- _INPUT FOR THIS TASK_:
**********

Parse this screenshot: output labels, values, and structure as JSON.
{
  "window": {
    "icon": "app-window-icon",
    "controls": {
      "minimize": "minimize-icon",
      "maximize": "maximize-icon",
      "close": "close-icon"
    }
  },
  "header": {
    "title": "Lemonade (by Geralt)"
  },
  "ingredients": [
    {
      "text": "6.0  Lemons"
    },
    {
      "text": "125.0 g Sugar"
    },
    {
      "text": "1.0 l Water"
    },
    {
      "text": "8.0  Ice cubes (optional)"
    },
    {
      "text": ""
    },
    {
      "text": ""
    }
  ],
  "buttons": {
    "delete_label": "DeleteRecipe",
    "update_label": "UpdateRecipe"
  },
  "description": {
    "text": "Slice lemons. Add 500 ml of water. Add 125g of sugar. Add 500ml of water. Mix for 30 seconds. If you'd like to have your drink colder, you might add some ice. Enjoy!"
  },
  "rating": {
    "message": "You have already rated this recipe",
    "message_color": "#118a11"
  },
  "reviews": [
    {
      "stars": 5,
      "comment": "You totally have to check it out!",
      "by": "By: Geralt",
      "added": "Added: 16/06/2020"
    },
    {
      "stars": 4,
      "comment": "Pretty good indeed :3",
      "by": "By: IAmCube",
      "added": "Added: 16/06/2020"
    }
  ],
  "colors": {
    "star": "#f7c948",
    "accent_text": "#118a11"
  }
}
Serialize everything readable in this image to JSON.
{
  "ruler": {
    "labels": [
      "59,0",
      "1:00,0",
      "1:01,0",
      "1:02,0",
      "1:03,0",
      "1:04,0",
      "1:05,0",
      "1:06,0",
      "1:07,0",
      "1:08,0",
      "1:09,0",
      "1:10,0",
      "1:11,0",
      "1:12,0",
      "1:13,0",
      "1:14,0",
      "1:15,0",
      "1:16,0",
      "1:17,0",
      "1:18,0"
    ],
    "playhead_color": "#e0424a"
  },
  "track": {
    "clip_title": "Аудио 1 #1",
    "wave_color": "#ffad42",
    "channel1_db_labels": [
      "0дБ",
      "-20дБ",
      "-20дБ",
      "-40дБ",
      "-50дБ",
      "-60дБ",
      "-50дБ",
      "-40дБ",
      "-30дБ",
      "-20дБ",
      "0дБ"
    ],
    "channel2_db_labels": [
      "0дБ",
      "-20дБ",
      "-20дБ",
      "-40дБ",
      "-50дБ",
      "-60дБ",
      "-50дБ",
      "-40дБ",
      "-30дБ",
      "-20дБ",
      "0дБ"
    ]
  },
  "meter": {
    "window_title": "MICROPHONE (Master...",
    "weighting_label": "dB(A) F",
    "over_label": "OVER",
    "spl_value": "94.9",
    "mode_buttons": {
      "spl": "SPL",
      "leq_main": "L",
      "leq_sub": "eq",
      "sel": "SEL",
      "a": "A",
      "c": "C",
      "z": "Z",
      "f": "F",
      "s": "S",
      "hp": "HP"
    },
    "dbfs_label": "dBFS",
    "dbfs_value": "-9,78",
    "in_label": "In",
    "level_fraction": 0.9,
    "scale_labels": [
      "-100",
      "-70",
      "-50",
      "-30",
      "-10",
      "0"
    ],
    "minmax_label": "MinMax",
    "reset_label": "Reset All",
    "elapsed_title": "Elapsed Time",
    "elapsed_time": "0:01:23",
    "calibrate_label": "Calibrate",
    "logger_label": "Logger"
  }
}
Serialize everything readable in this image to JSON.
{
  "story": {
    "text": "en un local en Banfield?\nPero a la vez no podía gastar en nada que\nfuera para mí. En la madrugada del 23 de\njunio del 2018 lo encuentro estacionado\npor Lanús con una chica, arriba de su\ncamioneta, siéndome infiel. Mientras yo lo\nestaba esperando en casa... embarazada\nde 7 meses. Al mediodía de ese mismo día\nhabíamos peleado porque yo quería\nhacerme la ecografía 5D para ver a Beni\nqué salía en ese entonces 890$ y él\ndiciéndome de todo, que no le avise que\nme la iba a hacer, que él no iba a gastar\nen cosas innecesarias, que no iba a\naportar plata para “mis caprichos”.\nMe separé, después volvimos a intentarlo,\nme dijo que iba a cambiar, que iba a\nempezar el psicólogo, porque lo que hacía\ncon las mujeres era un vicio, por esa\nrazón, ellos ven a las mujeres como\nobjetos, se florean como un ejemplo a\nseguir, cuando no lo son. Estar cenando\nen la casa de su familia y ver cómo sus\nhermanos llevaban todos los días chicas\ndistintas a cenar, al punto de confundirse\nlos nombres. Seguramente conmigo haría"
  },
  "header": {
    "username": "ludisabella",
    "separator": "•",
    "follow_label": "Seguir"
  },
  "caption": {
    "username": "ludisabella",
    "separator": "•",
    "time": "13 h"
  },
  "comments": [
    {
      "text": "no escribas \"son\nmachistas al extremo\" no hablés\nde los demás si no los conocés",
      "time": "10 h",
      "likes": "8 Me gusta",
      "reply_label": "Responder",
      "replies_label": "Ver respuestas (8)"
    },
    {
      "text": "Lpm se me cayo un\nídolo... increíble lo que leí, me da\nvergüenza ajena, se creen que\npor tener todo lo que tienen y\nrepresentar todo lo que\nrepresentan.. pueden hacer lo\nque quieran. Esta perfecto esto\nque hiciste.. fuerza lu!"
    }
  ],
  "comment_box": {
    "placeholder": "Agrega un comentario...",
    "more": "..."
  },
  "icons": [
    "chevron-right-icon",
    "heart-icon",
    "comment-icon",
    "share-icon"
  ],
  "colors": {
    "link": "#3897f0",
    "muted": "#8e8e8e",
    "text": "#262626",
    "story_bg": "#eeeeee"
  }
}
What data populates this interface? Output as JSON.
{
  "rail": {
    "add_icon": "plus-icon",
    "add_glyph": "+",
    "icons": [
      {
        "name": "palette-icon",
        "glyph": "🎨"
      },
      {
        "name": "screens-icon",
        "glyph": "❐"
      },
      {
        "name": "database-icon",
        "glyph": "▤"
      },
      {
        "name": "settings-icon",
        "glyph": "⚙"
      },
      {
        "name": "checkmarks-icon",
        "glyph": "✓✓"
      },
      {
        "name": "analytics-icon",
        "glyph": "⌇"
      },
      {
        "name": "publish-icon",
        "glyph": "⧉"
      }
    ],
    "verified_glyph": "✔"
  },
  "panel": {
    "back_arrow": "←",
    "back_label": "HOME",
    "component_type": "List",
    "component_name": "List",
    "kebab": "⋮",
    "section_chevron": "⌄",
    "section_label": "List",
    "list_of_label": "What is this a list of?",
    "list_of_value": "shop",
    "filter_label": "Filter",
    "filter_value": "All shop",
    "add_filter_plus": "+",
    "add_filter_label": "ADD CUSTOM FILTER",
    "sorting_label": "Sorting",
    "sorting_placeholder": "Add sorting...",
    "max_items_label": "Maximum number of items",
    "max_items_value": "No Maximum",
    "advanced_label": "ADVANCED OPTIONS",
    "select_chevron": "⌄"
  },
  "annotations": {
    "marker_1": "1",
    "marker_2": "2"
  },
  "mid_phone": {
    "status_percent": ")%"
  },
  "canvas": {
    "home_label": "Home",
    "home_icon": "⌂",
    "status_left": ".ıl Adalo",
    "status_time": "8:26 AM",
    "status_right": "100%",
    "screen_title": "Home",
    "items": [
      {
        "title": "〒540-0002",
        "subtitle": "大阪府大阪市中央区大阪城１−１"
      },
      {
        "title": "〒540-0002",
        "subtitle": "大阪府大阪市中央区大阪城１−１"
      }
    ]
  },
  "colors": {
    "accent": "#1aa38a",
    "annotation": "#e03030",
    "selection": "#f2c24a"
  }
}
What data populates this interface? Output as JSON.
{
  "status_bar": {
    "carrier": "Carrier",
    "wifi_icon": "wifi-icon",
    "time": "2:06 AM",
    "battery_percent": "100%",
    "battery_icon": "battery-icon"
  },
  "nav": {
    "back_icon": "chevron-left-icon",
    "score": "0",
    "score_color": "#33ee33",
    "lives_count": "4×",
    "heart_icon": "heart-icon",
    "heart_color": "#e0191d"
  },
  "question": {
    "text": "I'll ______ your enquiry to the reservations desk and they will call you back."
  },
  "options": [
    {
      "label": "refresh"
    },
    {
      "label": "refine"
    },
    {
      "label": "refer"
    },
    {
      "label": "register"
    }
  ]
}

**********

Check each line in the listing above for the string "Geralt", then report how many lines contain it, with no other text.

- _FINAL RESULT_: 2